TASK BRIEF.
In the listing that follows, how many lines contain the string "first"? Provide only the number.

[Dataset items]
########

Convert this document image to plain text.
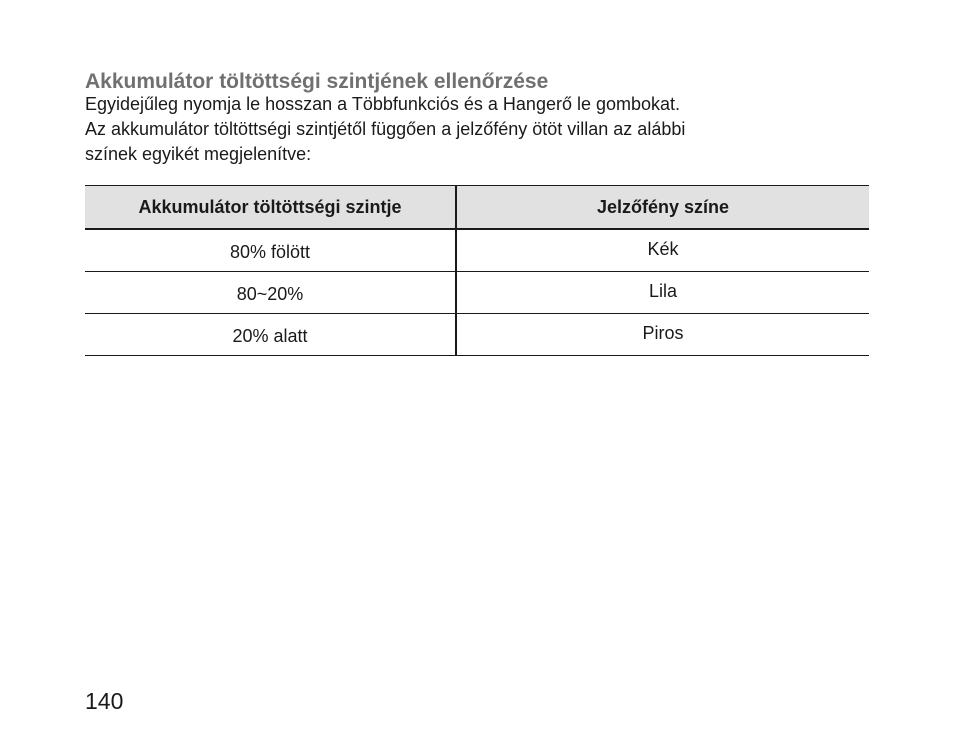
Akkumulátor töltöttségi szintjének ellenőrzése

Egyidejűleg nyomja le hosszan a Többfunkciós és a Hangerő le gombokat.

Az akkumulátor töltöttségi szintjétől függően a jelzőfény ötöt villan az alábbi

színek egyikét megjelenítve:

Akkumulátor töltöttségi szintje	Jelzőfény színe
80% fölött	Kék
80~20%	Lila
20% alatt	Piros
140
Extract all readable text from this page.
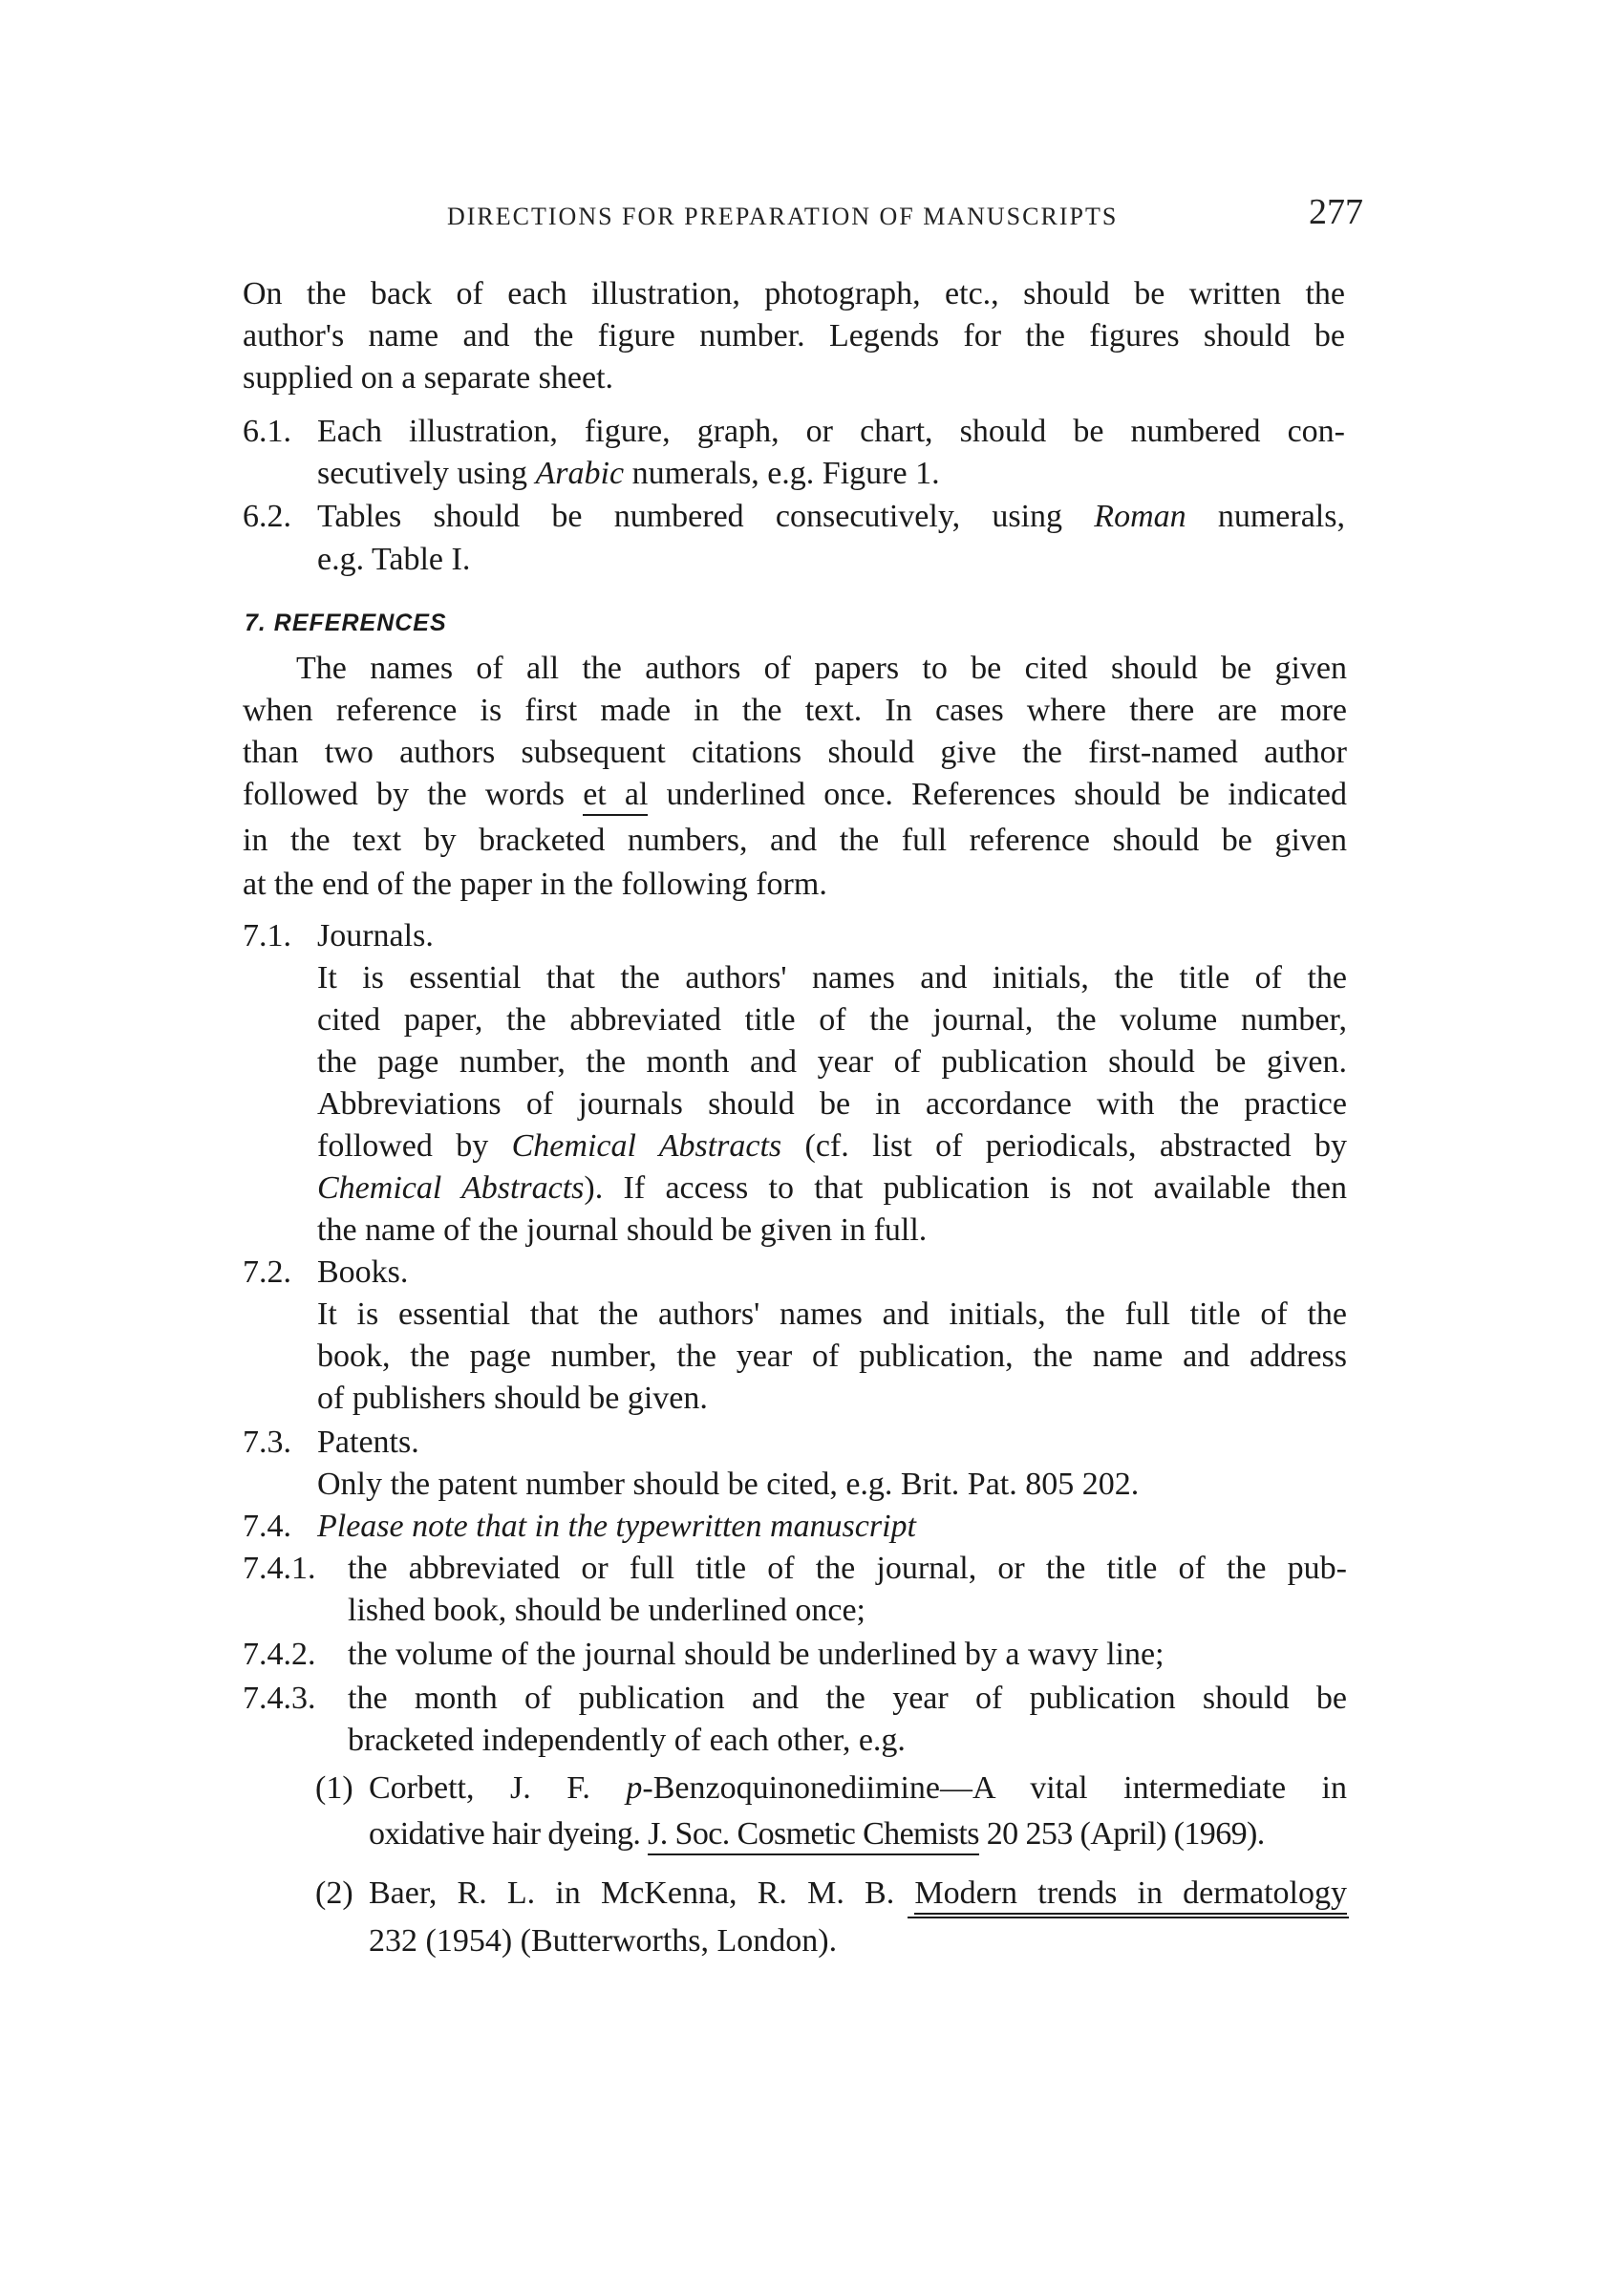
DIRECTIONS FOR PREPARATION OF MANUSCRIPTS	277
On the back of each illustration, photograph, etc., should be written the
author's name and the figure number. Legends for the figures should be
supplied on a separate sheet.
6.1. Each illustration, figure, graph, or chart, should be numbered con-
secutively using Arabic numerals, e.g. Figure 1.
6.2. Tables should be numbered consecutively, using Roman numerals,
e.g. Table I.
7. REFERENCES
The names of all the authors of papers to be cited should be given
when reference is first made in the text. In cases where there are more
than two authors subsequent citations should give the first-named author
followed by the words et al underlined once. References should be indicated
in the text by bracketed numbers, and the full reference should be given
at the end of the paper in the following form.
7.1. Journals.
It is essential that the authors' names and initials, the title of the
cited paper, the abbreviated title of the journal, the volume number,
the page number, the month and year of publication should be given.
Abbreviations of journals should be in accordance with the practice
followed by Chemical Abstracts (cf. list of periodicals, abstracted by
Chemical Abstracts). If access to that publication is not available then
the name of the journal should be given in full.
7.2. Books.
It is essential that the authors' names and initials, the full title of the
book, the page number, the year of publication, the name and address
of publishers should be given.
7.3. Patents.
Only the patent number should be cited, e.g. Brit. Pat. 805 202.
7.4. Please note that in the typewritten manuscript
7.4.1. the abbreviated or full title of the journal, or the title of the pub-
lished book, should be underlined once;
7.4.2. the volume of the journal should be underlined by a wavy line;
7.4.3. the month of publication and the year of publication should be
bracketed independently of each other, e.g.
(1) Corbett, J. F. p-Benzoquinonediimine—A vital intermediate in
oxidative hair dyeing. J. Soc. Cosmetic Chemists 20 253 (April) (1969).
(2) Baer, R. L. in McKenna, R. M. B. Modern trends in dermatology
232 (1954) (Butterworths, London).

########

OUTPUT.
2